▸ WORK TO BE COMPLETED
In the data, find each line where the word "genom" appears and list that line.

▸ SUPPLIED ENTRIES

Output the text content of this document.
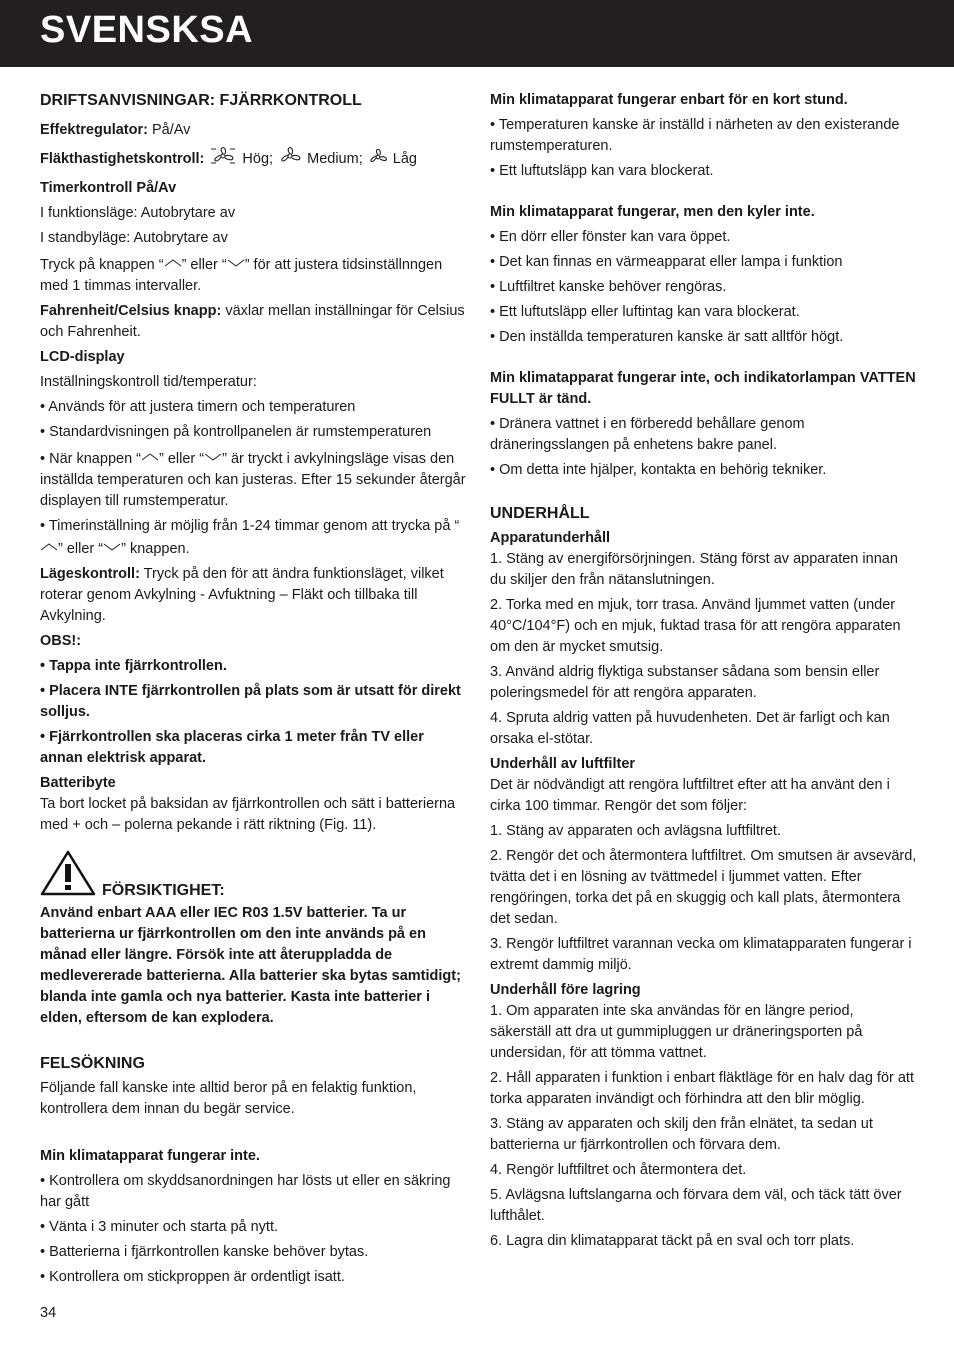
SVENSKSA

DRIFTSANVISNINGAR: FJÄRRKONTROLL

Effektregulator: På/Av

Fläkthastighetskontroll:  Hög;  Medium;  Låg

Timerkontroll På/Av

I funktionsläge: Autobrytare av

I standbyläge: Autobrytare av

Tryck på knappen “ ” eller “ ” för att justera tidsinställnngen med 1 timmas intervaller.

Fahrenheit/Celsius knapp: växlar mellan inställningar för Celsius och Fahrenheit.

LCD-display

Inställningskontroll tid/temperatur:

• Används för att justera timern och temperaturen

• Standardvisningen på kontrollpanelen är rumstemperaturen

• När knappen “ ” eller “ ” är tryckt i avkylningsläge visas den inställda temperaturen och kan justeras. Efter 15 sekunder återgår displayen till rumstemperatur.

• Timerinställning är möjlig från 1-24 timmar genom att trycka på “” eller “ ” knappen.

Lägeskontroll: Tryck på den för att ändra funktionsläget, vilket roterar genom Avkylning - Avfuktning – Fläkt och tillbaka till Avkylning.

OBS!:

• Tappa inte fjärrkontrollen.

• Placera INTE fjärrkontrollen på plats som är utsatt för direkt solljus.

• Fjärrkontrollen ska placeras cirka 1 meter från TV eller annan elektrisk apparat.

Batteribyte

Ta bort locket på baksidan av fjärrkontrollen och sätt i batterierna med + och – polerna pekande i rätt riktning (Fig. 11).

FÖRSIKTIGHET:

Använd enbart AAA eller IEC R03 1.5V batterier. Ta ur batterierna ur fjärrkontrollen om den inte används på en månad eller längre. Försök inte att återuppladda de medlevererade batterierna. Alla batterier ska bytas samtidigt; blanda inte gamla och nya batterier. Kasta inte batterier i elden, eftersom de kan explodera.

FELSÖKNING

Följande fall kanske inte alltid beror på en felaktig funktion, kontrollera dem innan du begär service.

Min klimatapparat fungerar inte.

• Kontrollera om skyddsanordningen har lösts ut eller en säkring har gått

• Vänta i 3 minuter och starta på nytt.

• Batterierna i fjärrkontrollen kanske behöver bytas.

• Kontrollera om stickproppen är ordentligt isatt.

Min klimatapparat fungerar enbart för en kort stund.

• Temperaturen kanske är inställd i närheten av den existerande rumstemperaturen.

• Ett luftutsläpp kan vara blockerat.

Min klimatapparat fungerar, men den kyler inte.

• En dörr eller fönster kan vara öppet.

• Det kan finnas en värmeapparat eller lampa i funktion

• Luftfiltret kanske behöver rengöras.

• Ett luftutsläpp eller luftintag kan vara blockerat.

• Den inställda temperaturen kanske är satt alltför högt.

Min klimatapparat fungerar inte, och indikatorlampan VATTEN FULLT är tänd.

• Dränera vattnet i en förberedd behållare genom dräneringsslangen på enhetens bakre panel.

• Om detta inte hjälper, kontakta en behörig tekniker.

UNDERHÅLL

Apparatunderhåll

1. Stäng av energiförsörjningen. Stäng först av apparaten innan du skiljer den från nätanslutningen.

2. Torka med en mjuk, torr trasa. Använd ljummet vatten (under 40°C/104°F) och en mjuk, fuktad trasa för att rengöra apparaten om den är mycket smutsig.

3. Använd aldrig flyktiga substanser sådana som bensin eller poleringsmedel för att rengöra apparaten.

4. Spruta aldrig vatten på huvudenheten. Det är farligt och kan orsaka el-stötar.

Underhåll av luftfilter

Det är nödvändigt att rengöra luftfiltret efter att ha använt den i cirka 100 timmar. Rengör det som följer:

1. Stäng av apparaten och avlägsna luftfiltret.

2. Rengör det och återmontera luftfiltret. Om smutsen är avsevärd, tvätta det i en lösning av tvättmedel i ljummet vatten. Efter rengöringen, torka det på en skuggig och kall plats, återmontera det sedan.

3. Rengör luftfiltret varannan vecka om klimatapparaten fungerar i extremt dammig miljö.

Underhåll före lagring

1. Om apparaten inte ska användas för en längre period, säkerställ att dra ut gummipluggen ur dräneringsporten på undersidan, för att tömma vattnet.

2. Håll apparaten i funktion i enbart fläktläge för en halv dag för att torka apparaten invändigt och förhindra att den blir möglig.

3. Stäng av apparaten och skilj den från elnätet, ta sedan ut batterierna ur fjärrkontrollen och förvara dem.

4. Rengör luftfiltret och återmontera det.

5. Avlägsna luftslangarna och förvara dem väl, och täck tätt över lufthålet.

6. Lagra din klimatapparat täckt på en sval och torr plats.

34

▸ EXERCISE RESPONSE
• Timerinställning är möjlig från 1-24 timmar genom att trycka på “” eller “ ” knappen.
Lägeskontroll: Tryck på den för att ändra funktionsläget, vilket roterar genom Avkylning - Avfuktning – Fläkt och tillbaka till Avkylning.
• Dränera vattnet i en förberedd behållare genom dräneringsslangen på enhetens bakre panel.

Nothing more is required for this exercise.